== STORED RECORDS ==

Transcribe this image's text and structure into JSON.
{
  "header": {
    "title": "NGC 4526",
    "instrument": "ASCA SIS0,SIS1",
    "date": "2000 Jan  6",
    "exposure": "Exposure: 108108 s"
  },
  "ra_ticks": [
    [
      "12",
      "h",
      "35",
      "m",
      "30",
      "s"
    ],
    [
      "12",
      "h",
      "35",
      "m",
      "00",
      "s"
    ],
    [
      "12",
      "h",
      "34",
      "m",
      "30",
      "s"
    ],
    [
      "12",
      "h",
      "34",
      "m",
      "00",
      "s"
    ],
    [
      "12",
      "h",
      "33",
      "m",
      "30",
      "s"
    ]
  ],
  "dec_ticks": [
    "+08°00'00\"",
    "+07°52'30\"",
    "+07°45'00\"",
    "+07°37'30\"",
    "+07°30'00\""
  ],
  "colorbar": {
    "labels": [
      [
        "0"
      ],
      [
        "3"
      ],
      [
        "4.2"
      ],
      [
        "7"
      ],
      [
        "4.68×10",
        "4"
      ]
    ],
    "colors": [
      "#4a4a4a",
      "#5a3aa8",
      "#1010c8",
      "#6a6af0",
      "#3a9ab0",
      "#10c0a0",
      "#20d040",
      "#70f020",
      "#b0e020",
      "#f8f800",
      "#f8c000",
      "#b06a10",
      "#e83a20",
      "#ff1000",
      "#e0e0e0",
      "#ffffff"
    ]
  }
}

===

Restate each record exactly as written.

EXERCISE ANSWER.
Transcribe this image's text and structure into JSON.
{
  "header": {
    "title": "NGC 4526",
    "instrument": "ASCA SIS0,SIS1",
    "date": "2000 Jan  6",
    "exposure": "Exposure: 108108 s"
  },
  "ra_ticks": [
    [
      "12",
      "h",
      "35",
      "m",
      "30",
      "s"
    ],
    [
      "12",
      "h",
      "35",
      "m",
      "00",
      "s"
    ],
    [
      "12",
      "h",
      "34",
      "m",
      "30",
      "s"
    ],
    [
      "12",
      "h",
      "34",
      "m",
      "00",
      "s"
    ],
    [
      "12",
      "h",
      "33",
      "m",
      "30",
      "s"
    ]
  ],
  "dec_ticks": [
    "+08°00'00\"",
    "+07°52'30\"",
    "+07°45'00\"",
    "+07°37'30\"",
    "+07°30'00\""
  ],
  "colorbar": {
    "labels": [
      [
        "0"
      ],
      [
        "3"
      ],
      [
        "4.2"
      ],
      [
        "7"
      ],
      [
        "4.68×10",
        "4"
      ]
    ],
    "colors": [
      "#4a4a4a",
      "#5a3aa8",
      "#1010c8",
      "#6a6af0",
      "#3a9ab0",
      "#10c0a0",
      "#20d040",
      "#70f020",
      "#b0e020",
      "#f8f800",
      "#f8c000",
      "#b06a10",
      "#e83a20",
      "#ff1000",
      "#e0e0e0",
      "#ffffff"
    ]
  }
}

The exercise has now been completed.